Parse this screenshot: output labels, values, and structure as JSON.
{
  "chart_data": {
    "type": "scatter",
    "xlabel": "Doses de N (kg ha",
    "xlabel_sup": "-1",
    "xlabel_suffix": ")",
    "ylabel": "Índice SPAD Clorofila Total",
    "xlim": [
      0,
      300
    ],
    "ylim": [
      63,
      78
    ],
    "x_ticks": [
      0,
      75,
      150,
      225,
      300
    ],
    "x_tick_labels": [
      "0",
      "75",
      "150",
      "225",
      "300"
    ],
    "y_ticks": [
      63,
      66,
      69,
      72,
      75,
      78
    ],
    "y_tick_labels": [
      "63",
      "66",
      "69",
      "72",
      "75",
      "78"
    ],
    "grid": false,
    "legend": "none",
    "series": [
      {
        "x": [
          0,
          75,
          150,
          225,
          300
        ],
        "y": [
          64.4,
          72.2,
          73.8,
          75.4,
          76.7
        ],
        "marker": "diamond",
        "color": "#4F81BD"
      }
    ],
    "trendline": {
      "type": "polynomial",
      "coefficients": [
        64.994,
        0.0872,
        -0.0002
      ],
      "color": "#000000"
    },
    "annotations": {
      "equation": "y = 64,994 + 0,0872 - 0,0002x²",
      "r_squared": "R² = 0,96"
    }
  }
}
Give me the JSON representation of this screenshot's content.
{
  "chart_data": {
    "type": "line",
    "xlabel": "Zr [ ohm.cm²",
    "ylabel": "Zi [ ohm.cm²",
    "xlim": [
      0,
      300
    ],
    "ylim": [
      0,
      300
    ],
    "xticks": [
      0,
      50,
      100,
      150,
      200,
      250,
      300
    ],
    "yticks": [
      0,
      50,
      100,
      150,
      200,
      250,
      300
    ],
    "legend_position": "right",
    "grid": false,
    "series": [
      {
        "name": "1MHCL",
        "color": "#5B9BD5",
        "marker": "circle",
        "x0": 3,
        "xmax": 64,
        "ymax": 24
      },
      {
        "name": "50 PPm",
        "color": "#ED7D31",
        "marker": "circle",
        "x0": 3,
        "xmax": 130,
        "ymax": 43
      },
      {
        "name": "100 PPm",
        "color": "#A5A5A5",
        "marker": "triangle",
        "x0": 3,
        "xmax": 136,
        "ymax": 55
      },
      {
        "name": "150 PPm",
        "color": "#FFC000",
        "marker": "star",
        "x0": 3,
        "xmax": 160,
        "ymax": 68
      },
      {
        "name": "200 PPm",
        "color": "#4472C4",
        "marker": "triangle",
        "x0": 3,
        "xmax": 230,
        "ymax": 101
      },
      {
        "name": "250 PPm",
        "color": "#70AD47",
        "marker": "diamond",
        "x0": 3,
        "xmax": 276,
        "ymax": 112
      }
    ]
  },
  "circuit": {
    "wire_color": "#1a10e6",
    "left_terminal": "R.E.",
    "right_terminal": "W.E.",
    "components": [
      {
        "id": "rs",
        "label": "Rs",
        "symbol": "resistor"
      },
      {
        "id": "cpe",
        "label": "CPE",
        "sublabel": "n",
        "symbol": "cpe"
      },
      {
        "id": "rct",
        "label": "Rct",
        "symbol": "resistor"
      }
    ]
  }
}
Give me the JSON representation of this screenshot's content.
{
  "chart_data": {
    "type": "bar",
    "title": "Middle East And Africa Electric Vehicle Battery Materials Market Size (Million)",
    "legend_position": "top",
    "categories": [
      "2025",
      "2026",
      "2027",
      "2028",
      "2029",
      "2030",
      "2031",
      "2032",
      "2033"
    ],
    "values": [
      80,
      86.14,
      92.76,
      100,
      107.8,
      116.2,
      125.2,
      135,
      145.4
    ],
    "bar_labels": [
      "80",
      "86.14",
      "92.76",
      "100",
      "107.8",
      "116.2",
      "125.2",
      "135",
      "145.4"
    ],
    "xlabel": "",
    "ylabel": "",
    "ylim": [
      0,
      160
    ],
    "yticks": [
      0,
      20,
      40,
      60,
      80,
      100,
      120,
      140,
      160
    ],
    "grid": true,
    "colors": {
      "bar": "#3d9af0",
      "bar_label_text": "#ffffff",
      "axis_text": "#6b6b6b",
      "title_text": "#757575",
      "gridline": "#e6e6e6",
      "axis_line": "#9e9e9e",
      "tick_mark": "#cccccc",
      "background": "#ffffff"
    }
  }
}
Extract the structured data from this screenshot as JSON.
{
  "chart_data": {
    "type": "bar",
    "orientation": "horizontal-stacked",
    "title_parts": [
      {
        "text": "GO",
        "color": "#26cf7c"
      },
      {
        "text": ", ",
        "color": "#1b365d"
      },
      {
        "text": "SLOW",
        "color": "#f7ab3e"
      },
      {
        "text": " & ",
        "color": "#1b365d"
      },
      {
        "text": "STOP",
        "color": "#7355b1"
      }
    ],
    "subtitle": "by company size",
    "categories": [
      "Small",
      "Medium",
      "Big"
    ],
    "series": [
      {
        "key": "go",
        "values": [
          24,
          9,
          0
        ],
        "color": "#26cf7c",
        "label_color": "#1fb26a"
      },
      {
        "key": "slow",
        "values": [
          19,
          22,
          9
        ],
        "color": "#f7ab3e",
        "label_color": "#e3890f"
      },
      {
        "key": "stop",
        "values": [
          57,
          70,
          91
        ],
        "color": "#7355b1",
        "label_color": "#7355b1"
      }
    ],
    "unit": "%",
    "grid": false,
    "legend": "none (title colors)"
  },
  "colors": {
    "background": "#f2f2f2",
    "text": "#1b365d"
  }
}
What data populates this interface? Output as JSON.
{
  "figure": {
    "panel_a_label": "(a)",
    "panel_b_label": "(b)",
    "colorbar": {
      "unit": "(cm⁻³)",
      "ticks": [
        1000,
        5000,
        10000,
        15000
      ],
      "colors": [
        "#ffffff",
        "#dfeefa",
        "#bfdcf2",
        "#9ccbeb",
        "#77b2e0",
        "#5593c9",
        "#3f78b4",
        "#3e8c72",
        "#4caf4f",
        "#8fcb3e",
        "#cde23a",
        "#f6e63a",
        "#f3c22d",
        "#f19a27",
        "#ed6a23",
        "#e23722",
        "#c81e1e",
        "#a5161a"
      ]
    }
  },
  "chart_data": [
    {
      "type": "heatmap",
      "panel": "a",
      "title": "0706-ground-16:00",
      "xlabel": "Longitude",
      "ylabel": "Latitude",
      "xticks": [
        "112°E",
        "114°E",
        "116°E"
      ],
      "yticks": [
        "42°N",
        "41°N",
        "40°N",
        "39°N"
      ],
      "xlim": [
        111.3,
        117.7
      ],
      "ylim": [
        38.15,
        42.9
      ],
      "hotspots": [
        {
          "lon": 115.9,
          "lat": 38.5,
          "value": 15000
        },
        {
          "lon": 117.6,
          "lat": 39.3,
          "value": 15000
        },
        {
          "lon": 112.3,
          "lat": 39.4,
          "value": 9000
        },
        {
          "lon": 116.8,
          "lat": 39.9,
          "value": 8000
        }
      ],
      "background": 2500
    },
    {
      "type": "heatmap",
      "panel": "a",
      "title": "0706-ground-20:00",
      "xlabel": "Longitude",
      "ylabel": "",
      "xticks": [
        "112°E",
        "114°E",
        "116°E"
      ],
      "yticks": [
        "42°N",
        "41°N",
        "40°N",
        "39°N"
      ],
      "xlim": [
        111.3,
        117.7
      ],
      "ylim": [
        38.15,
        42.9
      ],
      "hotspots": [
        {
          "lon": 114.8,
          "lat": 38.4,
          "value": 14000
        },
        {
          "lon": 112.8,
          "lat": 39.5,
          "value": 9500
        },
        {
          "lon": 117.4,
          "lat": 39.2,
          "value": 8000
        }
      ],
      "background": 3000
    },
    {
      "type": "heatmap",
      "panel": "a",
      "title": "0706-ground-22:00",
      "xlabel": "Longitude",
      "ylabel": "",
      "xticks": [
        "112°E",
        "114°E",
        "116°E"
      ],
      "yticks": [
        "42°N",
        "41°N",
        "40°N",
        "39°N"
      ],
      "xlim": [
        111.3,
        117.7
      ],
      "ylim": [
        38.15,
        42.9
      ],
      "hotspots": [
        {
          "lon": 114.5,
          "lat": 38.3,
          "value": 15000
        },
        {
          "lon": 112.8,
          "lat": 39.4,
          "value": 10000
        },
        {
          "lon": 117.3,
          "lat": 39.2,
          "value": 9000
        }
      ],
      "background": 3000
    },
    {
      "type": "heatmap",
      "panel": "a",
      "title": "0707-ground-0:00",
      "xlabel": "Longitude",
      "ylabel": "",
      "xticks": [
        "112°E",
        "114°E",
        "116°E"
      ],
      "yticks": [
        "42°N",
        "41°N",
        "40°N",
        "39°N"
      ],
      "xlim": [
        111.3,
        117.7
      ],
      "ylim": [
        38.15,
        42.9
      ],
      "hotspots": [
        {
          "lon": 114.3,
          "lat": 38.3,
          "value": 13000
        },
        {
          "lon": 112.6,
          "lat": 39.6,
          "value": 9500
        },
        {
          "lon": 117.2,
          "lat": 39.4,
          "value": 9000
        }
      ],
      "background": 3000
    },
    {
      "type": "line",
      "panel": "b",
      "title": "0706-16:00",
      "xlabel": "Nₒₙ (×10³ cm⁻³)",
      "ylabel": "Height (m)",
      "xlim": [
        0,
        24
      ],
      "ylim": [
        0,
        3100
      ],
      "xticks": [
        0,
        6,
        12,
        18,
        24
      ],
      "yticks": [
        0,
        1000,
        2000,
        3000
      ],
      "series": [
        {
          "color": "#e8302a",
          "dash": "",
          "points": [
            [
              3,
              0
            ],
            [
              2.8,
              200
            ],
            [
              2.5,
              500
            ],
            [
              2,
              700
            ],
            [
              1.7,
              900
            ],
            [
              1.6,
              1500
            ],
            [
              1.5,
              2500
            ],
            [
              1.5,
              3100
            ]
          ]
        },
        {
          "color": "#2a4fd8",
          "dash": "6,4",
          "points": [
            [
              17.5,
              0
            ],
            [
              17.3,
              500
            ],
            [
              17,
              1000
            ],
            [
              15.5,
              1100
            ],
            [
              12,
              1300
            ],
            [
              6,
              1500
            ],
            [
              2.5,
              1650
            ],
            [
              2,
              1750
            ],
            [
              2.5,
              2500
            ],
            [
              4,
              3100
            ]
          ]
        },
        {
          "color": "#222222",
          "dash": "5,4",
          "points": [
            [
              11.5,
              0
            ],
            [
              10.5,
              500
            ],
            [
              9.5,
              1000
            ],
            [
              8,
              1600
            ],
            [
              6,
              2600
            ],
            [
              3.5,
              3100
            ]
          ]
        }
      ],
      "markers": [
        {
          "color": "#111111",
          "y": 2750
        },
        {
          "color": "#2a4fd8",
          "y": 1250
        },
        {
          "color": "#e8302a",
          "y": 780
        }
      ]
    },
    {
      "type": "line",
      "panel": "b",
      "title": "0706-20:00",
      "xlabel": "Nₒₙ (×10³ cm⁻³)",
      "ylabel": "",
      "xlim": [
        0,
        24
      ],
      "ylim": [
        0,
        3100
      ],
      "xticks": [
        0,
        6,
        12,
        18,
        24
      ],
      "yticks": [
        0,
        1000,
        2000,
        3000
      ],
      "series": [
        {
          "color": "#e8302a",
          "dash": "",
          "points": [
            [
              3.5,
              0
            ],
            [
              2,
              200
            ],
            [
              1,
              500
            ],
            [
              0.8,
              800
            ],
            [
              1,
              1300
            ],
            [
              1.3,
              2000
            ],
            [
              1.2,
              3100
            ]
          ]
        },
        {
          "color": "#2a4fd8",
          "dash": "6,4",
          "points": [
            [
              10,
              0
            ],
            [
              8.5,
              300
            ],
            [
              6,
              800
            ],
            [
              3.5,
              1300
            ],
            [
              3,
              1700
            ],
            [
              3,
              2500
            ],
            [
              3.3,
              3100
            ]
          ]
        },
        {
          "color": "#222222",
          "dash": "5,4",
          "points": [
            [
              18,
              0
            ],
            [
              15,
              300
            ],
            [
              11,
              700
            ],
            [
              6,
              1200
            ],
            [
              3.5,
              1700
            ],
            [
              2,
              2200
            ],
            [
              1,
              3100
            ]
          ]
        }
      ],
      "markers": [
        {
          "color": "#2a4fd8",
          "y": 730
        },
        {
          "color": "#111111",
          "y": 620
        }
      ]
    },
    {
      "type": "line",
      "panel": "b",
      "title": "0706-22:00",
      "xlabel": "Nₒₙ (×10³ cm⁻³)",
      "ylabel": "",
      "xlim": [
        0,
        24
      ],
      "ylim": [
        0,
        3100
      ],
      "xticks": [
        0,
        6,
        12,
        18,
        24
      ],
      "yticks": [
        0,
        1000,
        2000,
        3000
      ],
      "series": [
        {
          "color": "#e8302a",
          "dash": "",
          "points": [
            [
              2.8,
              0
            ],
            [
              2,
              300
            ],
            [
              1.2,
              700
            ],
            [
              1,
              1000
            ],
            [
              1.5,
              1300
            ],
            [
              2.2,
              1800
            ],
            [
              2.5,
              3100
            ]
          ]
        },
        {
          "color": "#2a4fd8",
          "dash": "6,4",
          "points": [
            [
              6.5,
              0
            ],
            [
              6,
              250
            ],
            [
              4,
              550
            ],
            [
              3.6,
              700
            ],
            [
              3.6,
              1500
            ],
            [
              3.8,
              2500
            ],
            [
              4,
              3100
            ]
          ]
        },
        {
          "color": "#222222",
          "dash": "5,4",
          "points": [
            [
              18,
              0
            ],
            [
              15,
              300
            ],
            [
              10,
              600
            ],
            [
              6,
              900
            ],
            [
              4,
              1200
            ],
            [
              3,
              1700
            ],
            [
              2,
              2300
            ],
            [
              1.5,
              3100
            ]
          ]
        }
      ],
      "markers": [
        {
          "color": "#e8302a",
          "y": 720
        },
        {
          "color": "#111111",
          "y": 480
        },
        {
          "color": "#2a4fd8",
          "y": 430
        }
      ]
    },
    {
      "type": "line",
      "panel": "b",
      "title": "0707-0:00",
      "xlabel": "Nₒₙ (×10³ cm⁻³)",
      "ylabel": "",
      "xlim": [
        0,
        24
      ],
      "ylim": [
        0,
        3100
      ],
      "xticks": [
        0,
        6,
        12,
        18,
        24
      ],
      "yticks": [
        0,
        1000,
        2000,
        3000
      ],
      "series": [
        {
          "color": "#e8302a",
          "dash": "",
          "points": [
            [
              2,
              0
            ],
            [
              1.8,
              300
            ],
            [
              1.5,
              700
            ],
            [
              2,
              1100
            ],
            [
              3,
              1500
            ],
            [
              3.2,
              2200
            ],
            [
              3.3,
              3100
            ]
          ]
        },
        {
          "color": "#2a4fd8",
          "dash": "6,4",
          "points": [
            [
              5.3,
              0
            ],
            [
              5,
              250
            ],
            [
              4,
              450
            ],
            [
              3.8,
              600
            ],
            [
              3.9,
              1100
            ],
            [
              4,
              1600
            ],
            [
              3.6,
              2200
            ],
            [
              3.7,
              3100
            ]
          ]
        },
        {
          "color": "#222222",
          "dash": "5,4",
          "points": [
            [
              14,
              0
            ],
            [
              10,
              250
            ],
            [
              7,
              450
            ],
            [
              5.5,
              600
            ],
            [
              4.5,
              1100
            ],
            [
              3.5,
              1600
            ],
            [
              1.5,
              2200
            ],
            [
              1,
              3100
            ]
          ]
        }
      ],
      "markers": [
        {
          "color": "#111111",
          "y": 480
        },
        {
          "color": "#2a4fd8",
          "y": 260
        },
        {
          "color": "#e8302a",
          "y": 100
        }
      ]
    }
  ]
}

**Work instructions**
Copy out every line with the word "none".

**Output of the exercise**
    "legend": "none",
    "legend": "none (title colors)"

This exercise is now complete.